▸ **GOAL**: Transcribe the material in full. Nothing should differ except that the pictures are left out.

▸ **SUPPLIED MATERIAL**:
━━━━━━

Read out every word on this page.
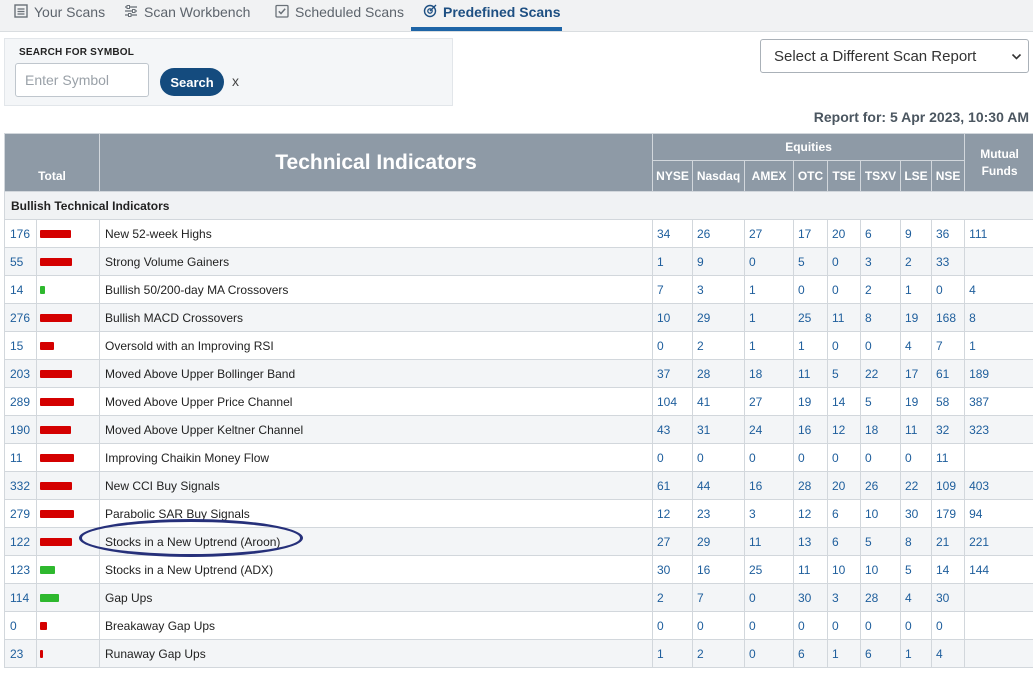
Your Scans	Scan Workbench	Scheduled Scans	Predefined Scans
SEARCH FOR SYMBOL
Enter Symbol
Search	x
Select a Different Scan Report
Report for: 5 Apr 2023, 10:30 AM
Total		Technical Indicators	Equities								Mutual Funds
			NYSE	Nasdaq	AMEX	OTC	TSE	TSXV	LSE	NSE	
Bullish Technical Indicators											
176		New 52-week Highs	34	26	27	17	20	6	9	36	111
55		Strong Volume Gainers	1	9	0	5	0	3	2	33	
14		Bullish 50/200-day MA Crossovers	7	3	1	0	0	2	1	0	4
276		Bullish MACD Crossovers	10	29	1	25	11	8	19	168	8
15		Oversold with an Improving RSI	0	2	1	1	0	0	4	7	1
203		Moved Above Upper Bollinger Band	37	28	18	11	5	22	17	61	189
289		Moved Above Upper Price Channel	104	41	27	19	14	5	19	58	387
190		Moved Above Upper Keltner Channel	43	31	24	16	12	18	11	32	323
11		Improving Chaikin Money Flow	0	0	0	0	0	0	0	11	
332		New CCI Buy Signals	61	44	16	28	20	26	22	109	403
279		Parabolic SAR Buy Signals	12	23	3	12	6	10	30	179	94
122		Stocks in a New Uptrend (Aroon)	27	29	11	13	6	5	8	21	221
123		Stocks in a New Uptrend (ADX)	30	16	25	11	10	10	5	14	144
114		Gap Ups	2	7	0	30	3	28	4	30	
0		Breakaway Gap Ups	0	0	0	0	0	0	0	0	
23		Runaway Gap Ups	1	2	0	6	1	6	1	4	
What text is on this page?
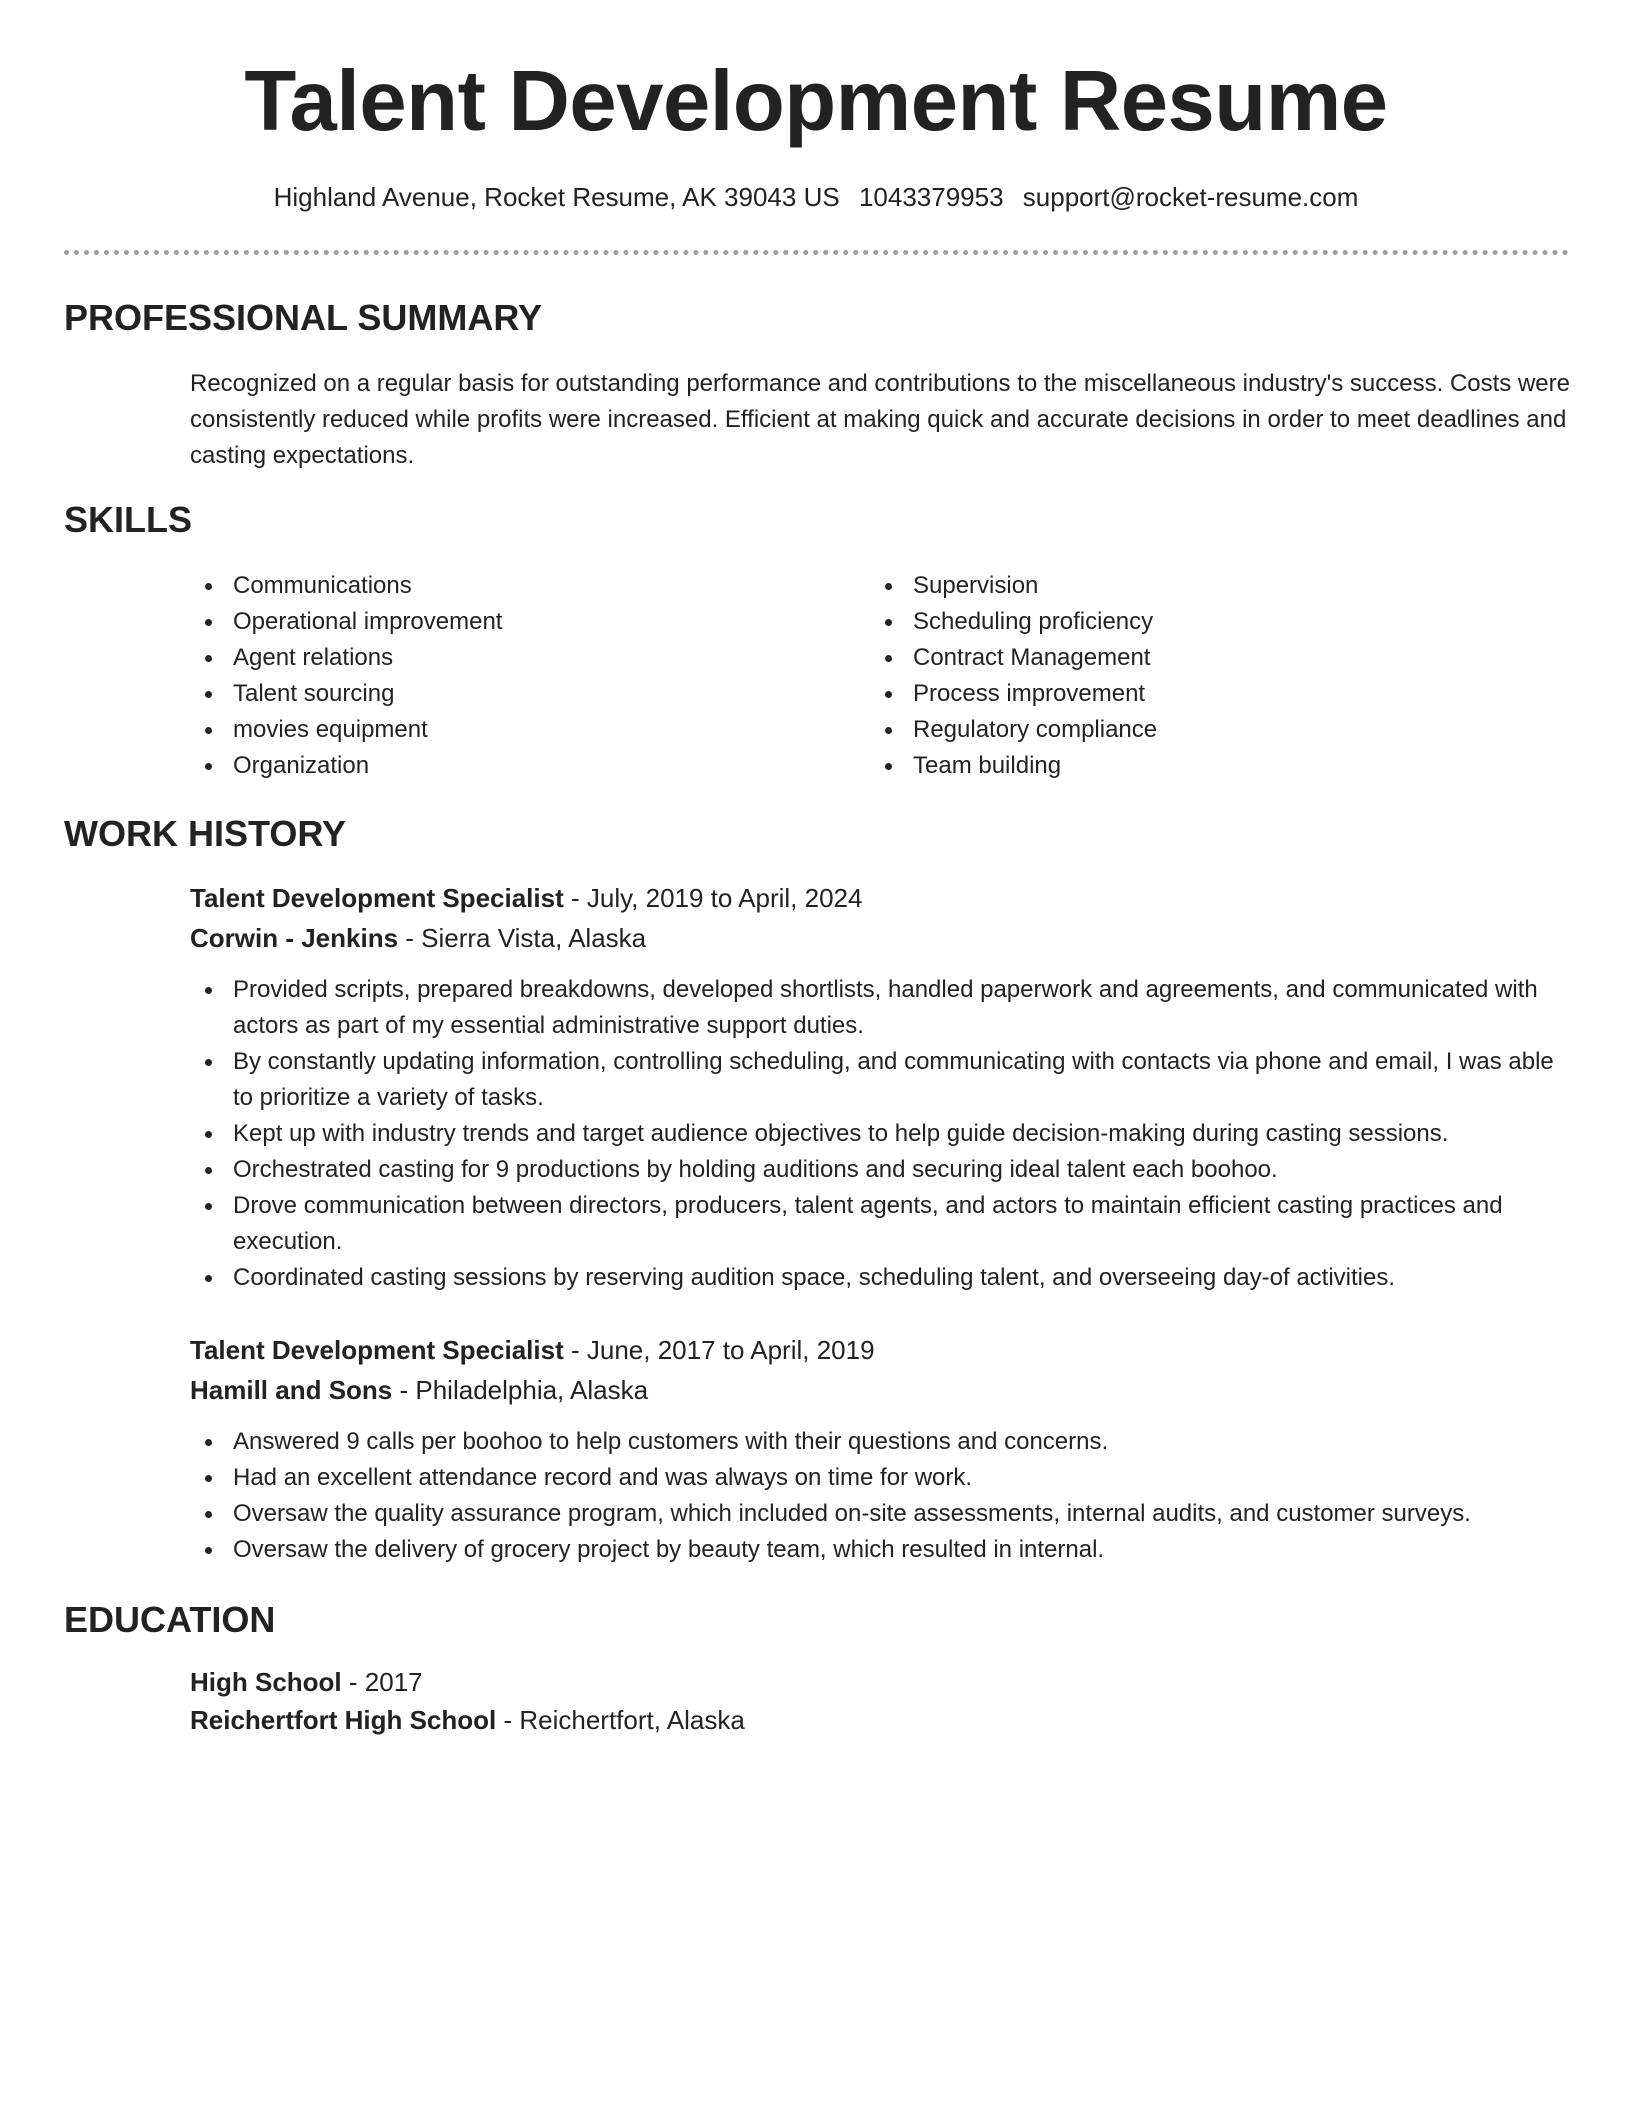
Talent Development Resume
Highland Avenue, Rocket Resume, AK 39043 US 1043379953 support@rocket-resume.com
PROFESSIONAL SUMMARY

Recognized on a regular basis for outstanding performance and contributions to the miscellaneous industry's success. Costs were consistently reduced while profits were increased. Efficient at making quick and accurate decisions in order to meet deadlines and casting expectations.

SKILLS
Communications
Operational improvement
Agent relations
Talent sourcing
movies equipment
Organization
Supervision
Scheduling proficiency
Contract Management
Process improvement
Regulatory compliance
Team building
WORK HISTORY
Talent Development Specialist - July, 2019 to April, 2024
Corwin - Jenkins - Sierra Vista, Alaska
Provided scripts, prepared breakdowns, developed shortlists, handled paperwork and agreements, and communicated with actors as part of my essential administrative support duties.
By constantly updating information, controlling scheduling, and communicating with contacts via phone and email, I was able to prioritize a variety of tasks.
Kept up with industry trends and target audience objectives to help guide decision-making during casting sessions.
Orchestrated casting for 9 productions by holding auditions and securing ideal talent each boohoo.
Drove communication between directors, producers, talent agents, and actors to maintain efficient casting practices and execution.
Coordinated casting sessions by reserving audition space, scheduling talent, and overseeing day-of activities.
Talent Development Specialist - June, 2017 to April, 2019
Hamill and Sons - Philadelphia, Alaska
Answered 9 calls per boohoo to help customers with their questions and concerns.
Had an excellent attendance record and was always on time for work.
Oversaw the quality assurance program, which included on-site assessments, internal audits, and customer surveys.
Oversaw the delivery of grocery project by beauty team, which resulted in internal.
EDUCATION
High School - 2017
Reichertfort High School - Reichertfort, Alaska
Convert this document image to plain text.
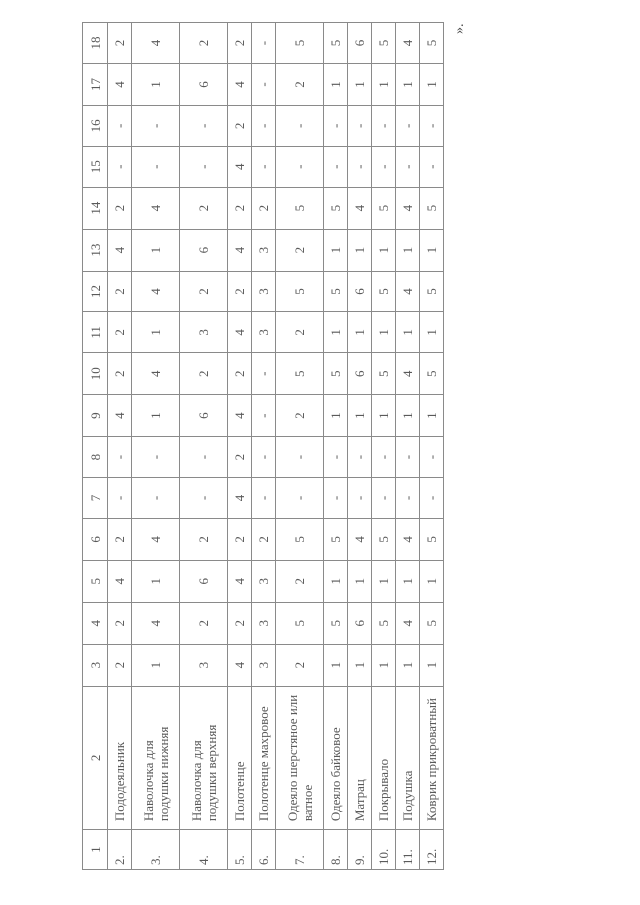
1	2	3	4	5	6	7	8	9	10	11	12	13	14	15	16	17	18
2.	Пододеяльник	2	2	4	2	-	-	4	2	2	2	4	2	-	-	4	2
3.	Наволочка для подушки нижняя	1	4	1	4	-	-	1	4	1	4	1	4	-	-	1	4
4.	Наволочка для подушки верхняя	3	2	6	2	-	-	6	2	3	2	6	2	-	-	6	2
5.	Полотенце	4	2	4	2	4	2	4	2	4	2	4	2	4	2	4	2
6.	Полотенце махровое	3	3	3	2	-	-	-	-	3	3	3	2	-	-	-	-
7.	Одеяло шерстяное или ватное	2	5	2	5	-	-	2	5	2	5	2	5	-	-	2	5
8.	Одеяло байковое	1	5	1	5	-	-	1	5	1	5	1	5	-	-	1	5
9.	Матрац	1	6	1	4	-	-	1	6	1	6	1	4	-	-	1	6
10.	Покрывало	1	5	1	5	-	-	1	5	1	5	1	5	-	-	1	5
11.	Подушка	1	4	1	4	-	-	1	4	1	4	1	4	-	-	1	4
12.	Коврик прикроватный	1	5	1	5	-	-	1	5	1	5	1	5	-	-	1	5
».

━━━━━━

▸ **FULL SOLUTION**:
Read out every word on this page.
Your Scans	Scan Workbench	Scheduled Scans	Predefined Scans
SEARCH FOR SYMBOL
Enter Symbol
Search	x
Select a Different Scan Report
Report for: 5 Apr 2023, 10:30 AM
Total		Technical Indicators	Equities								Mutual Funds
			NYSE	Nasdaq	AMEX	OTC	TSE	TSXV	LSE	NSE	
Bullish Technical Indicators											
176		New 52-week Highs	34	26	27	17	20	6	9	36	111
55		Strong Volume Gainers	1	9	0	5	0	3	2	33	
14		Bullish 50/200-day MA Crossovers	7	3	1	0	0	2	1	0	4
276		Bullish MACD Crossovers	10	29	1	25	11	8	19	168	8
15		Oversold with an Improving RSI	0	2	1	1	0	0	4	7	1
203		Moved Above Upper Bollinger Band	37	28	18	11	5	22	17	61	189
289		Moved Above Upper Price Channel	104	41	27	19	14	5	19	58	387
190		Moved Above Upper Keltner Channel	43	31	24	16	12	18	11	32	323
11		Improving Chaikin Money Flow	0	0	0	0	0	0	0	11	
332		New CCI Buy Signals	61	44	16	28	20	26	22	109	403
279		Parabolic SAR Buy Signals	12	23	3	12	6	10	30	179	94
122		Stocks in a New Uptrend (Aroon)	27	29	11	13	6	5	8	21	221
123		Stocks in a New Uptrend (ADX)	30	16	25	11	10	10	5	14	144
114		Gap Ups	2	7	0	30	3	28	4	30	
0		Breakaway Gap Ups	0	0	0	0	0	0	0	0	
23		Runaway Gap Ups	1	2	0	6	1	6	1	4	
What text is on this page?
Talent Development Resume
Highland Avenue, Rocket Resume, AK 39043 US 1043379953 support@rocket-resume.com
PROFESSIONAL SUMMARY

Recognized on a regular basis for outstanding performance and contributions to the miscellaneous industry's success. Costs were consistently reduced while profits were increased. Efficient at making quick and accurate decisions in order to meet deadlines and casting expectations.

SKILLS
Communications
Operational improvement
Agent relations
Talent sourcing
movies equipment
Organization
Supervision
Scheduling proficiency
Contract Management
Process improvement
Regulatory compliance
Team building
WORK HISTORY
Talent Development Specialist - July, 2019 to April, 2024
Corwin - Jenkins - Sierra Vista, Alaska
Provided scripts, prepared breakdowns, developed shortlists, handled paperwork and agreements, and communicated with actors as part of my essential administrative support duties.
By constantly updating information, controlling scheduling, and communicating with contacts via phone and email, I was able to prioritize a variety of tasks.
Kept up with industry trends and target audience objectives to help guide decision-making during casting sessions.
Orchestrated casting for 9 productions by holding auditions and securing ideal talent each boohoo.
Drove communication between directors, producers, talent agents, and actors to maintain efficient casting practices and execution.
Coordinated casting sessions by reserving audition space, scheduling talent, and overseeing day-of activities.
Talent Development Specialist - June, 2017 to April, 2019
Hamill and Sons - Philadelphia, Alaska
Answered 9 calls per boohoo to help customers with their questions and concerns.
Had an excellent attendance record and was always on time for work.
Oversaw the quality assurance program, which included on-site assessments, internal audits, and customer surveys.
Oversaw the delivery of grocery project by beauty team, which resulted in internal.
EDUCATION
High School - 2017
Reichertfort High School - Reichertfort, Alaska
Convert this document image to plain text.
1	2	3	4	5	6	7	8	9	10	11	12	13	14	15	16	17	18
2.	Пододеяльник	2	2	4	2	-	-	4	2	2	2	4	2	-	-	4	2
3.	Наволочка для подушки нижняя	1	4	1	4	-	-	1	4	1	4	1	4	-	-	1	4
4.	Наволочка для подушки верхняя	3	2	6	2	-	-	6	2	3	2	6	2	-	-	6	2
5.	Полотенце	4	2	4	2	4	2	4	2	4	2	4	2	4	2	4	2
6.	Полотенце махровое	3	3	3	2	-	-	-	-	3	3	3	2	-	-	-	-
7.	Одеяло шерстяное или ватное	2	5	2	5	-	-	2	5	2	5	2	5	-	-	2	5
8.	Одеяло байковое	1	5	1	5	-	-	1	5	1	5	1	5	-	-	1	5
9.	Матрац	1	6	1	4	-	-	1	6	1	6	1	4	-	-	1	6
10.	Покрывало	1	5	1	5	-	-	1	5	1	5	1	5	-	-	1	5
11.	Подушка	1	4	1	4	-	-	1	4	1	4	1	4	-	-	1	4
12.	Коврик прикроватный	1	5	1	5	-	-	1	5	1	5	1	5	-	-	1	5
».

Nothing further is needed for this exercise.